%%

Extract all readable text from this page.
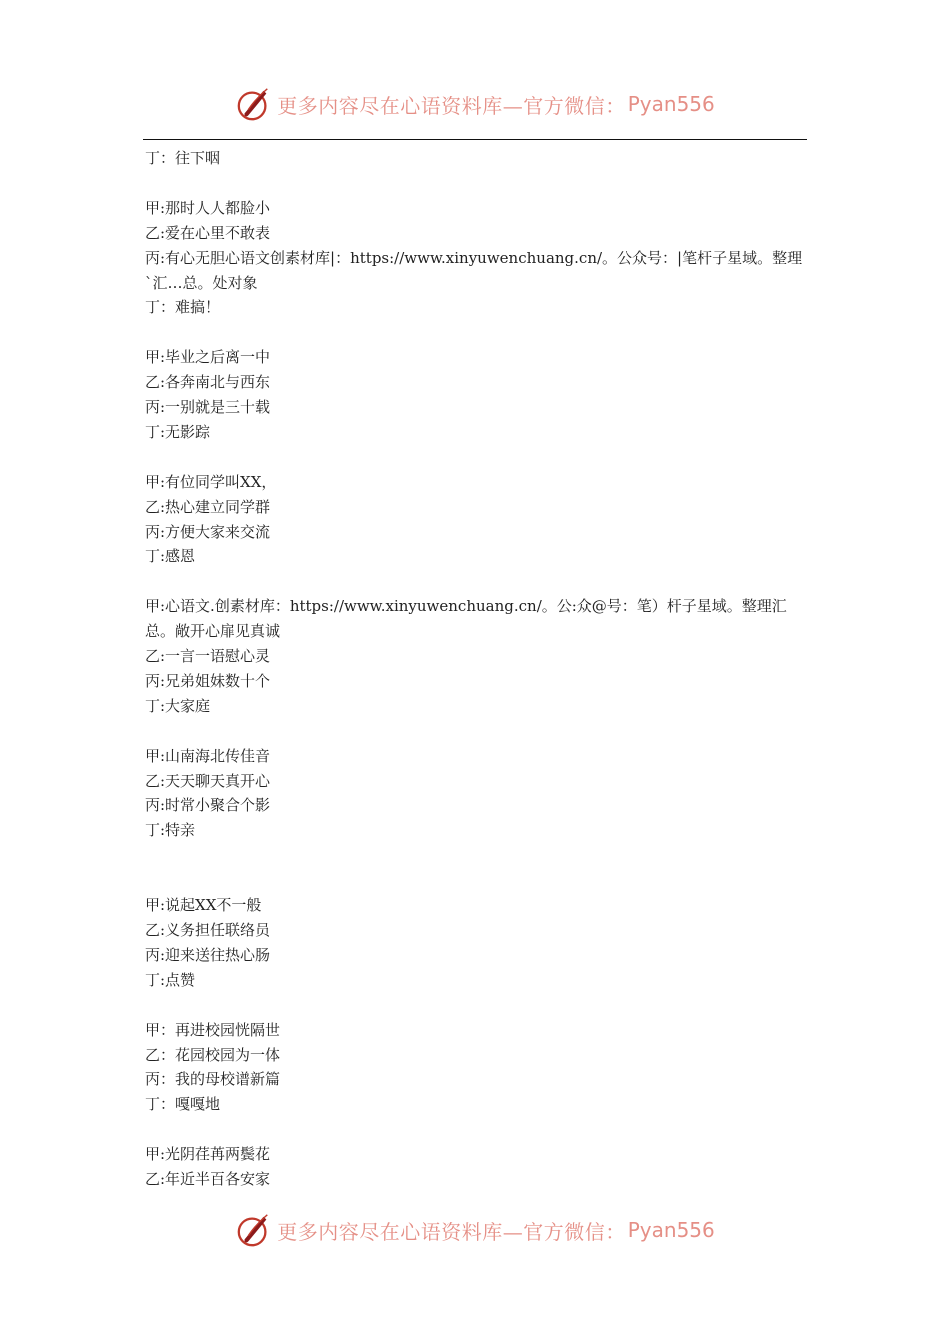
更多内容尽在心语资料库—官方微信： Pyan556

丁：往下咽

甲:那时人人都脸小

乙:爱在心里不敢表

丙:有心无胆心语文创素材库|：https://www.xinyuwenchuang.cn/。公众号：|笔杆子星域。整理`汇…总。处对象

丁：难搞！

甲:毕业之后离一中

乙:各奔南北与西东

丙:一别就是三十载

丁:无影踪

甲:有位同学叫XX，

乙:热心建立同学群

丙:方便大家来交流

丁:感恩

甲:心语文.创素材库：https://www.xinyuwenchuang.cn/。公:众@号：笔）杆子星域。整理汇总。敞开心扉见真诚

乙:一言一语慰心灵

丙:兄弟姐妹数十个

丁:大家庭

甲:山南海北传佳音

乙:天天聊天真开心

丙:时常小聚合个影

丁:特亲

甲:说起XX不一般

乙:义务担任联络员

丙:迎来送往热心肠

丁:点赞

甲：再进校园恍隔世

乙：花园校园为一体

丙：我的母校谱新篇

丁：嘎嘎地

甲:光阴荏苒两鬓花

乙:年近半百各安家

更多内容尽在心语资料库—官方微信： Pyan556
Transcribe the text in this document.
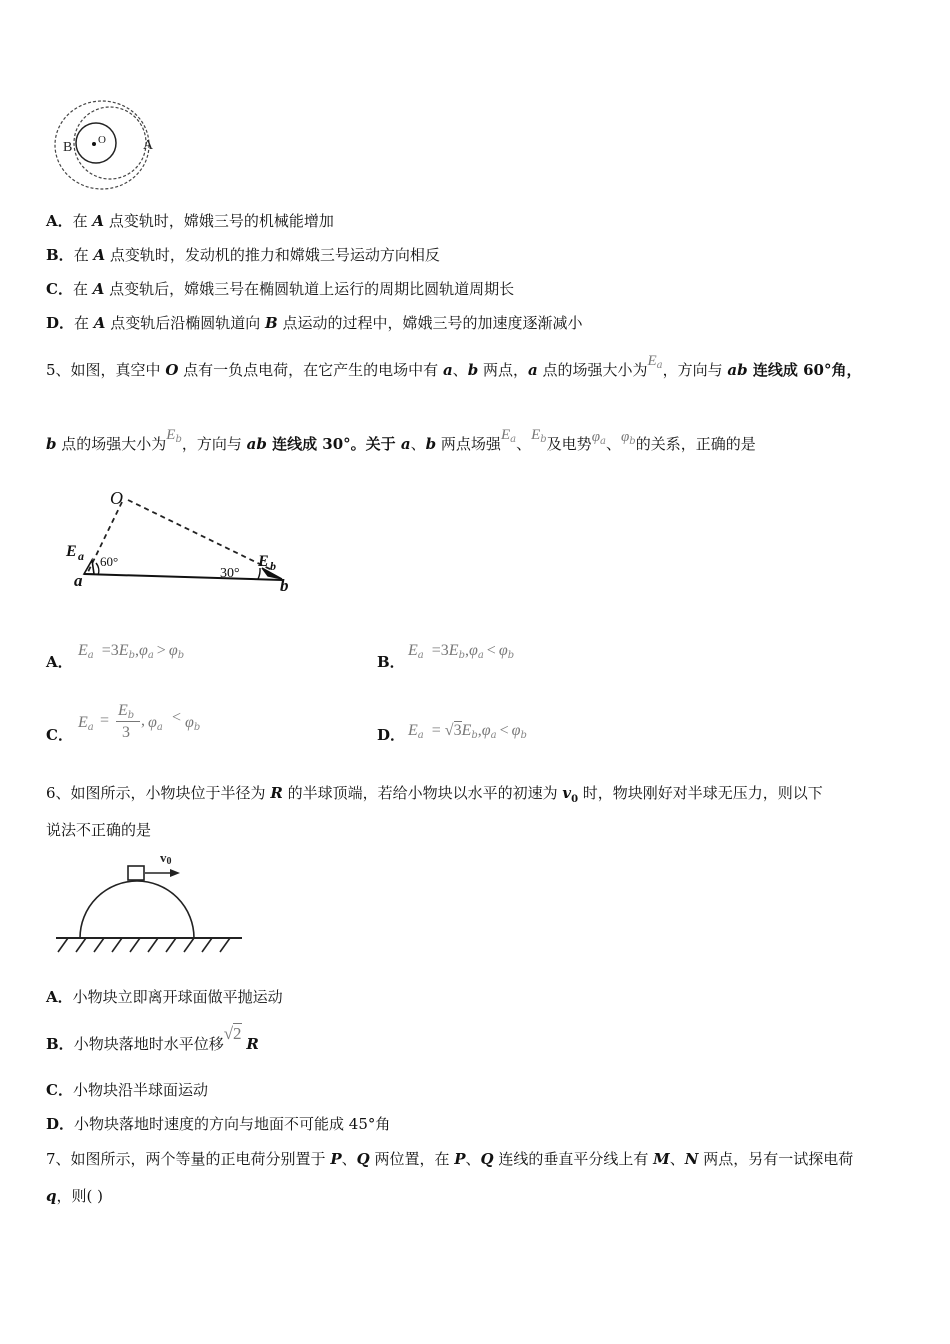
B O	A
A．在 A 点变轨时，嫦娥三号的机械能增加
B．在 A 点变轨时，发动机的推力和嫦娥三号运动方向相反
C．在 A 点变轨后，嫦娥三号在椭圆轨道上运行的周期比圆轨道周期长
D．在 A 点变轨后沿椭圆轨道向 B 点运动的过程中，嫦娥三号的加速度逐渐减小
5、如图，真空中 O 点有一负点电荷，在它产生的电场中有 a、b 两点，a 点的场强大小为$E_a$，方向与 ab 连线成 60°角，
b 点的场强大小为$E_b$，方向与 ab 连线成 30°。关于 a、b 两点场强$E_a$、$E_b$及电势$\varphi_a$、$\varphi_b$的关系，正确的是
O
E a 60°
a	30°
E b
b
A．
$E_a =3E_b,\varphi_a > \varphi_b$	B．
$E_a =3E_b,\varphi_a < \varphi_b$
C．
$E_a$ =
$E_b$
3
, $\varphi_a$
< $\varphi_b$	D． $E_a = √3E_b,\varphi_a < \varphi_b$
6、如图所示，小物块位于半径为 R 的半球顶端，若给小物块以水平的初速为 $v_0$ 时，物块刚好对半球无压力，则以下
说法不正确的是
v0
A．小物块立即离开球面做平抛运动
B．小物块落地时水平位移√2 R
C．小物块沿半球面运动
D．小物块落地时速度的方向与地面不可能成 45°角
7、如图所示，两个等量的正电荷分别置于 P、Q 两位置，在 P、Q 连线的垂直平分线上有 M、N 两点，另有一试探电荷
q，则( )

%%

▶ **What to do**
Using the listing above, locate the lines that hold "this" and copy each one.

▶ **Response to the exercise**
Extract all readable text from this page.
Transcribe the text in this document.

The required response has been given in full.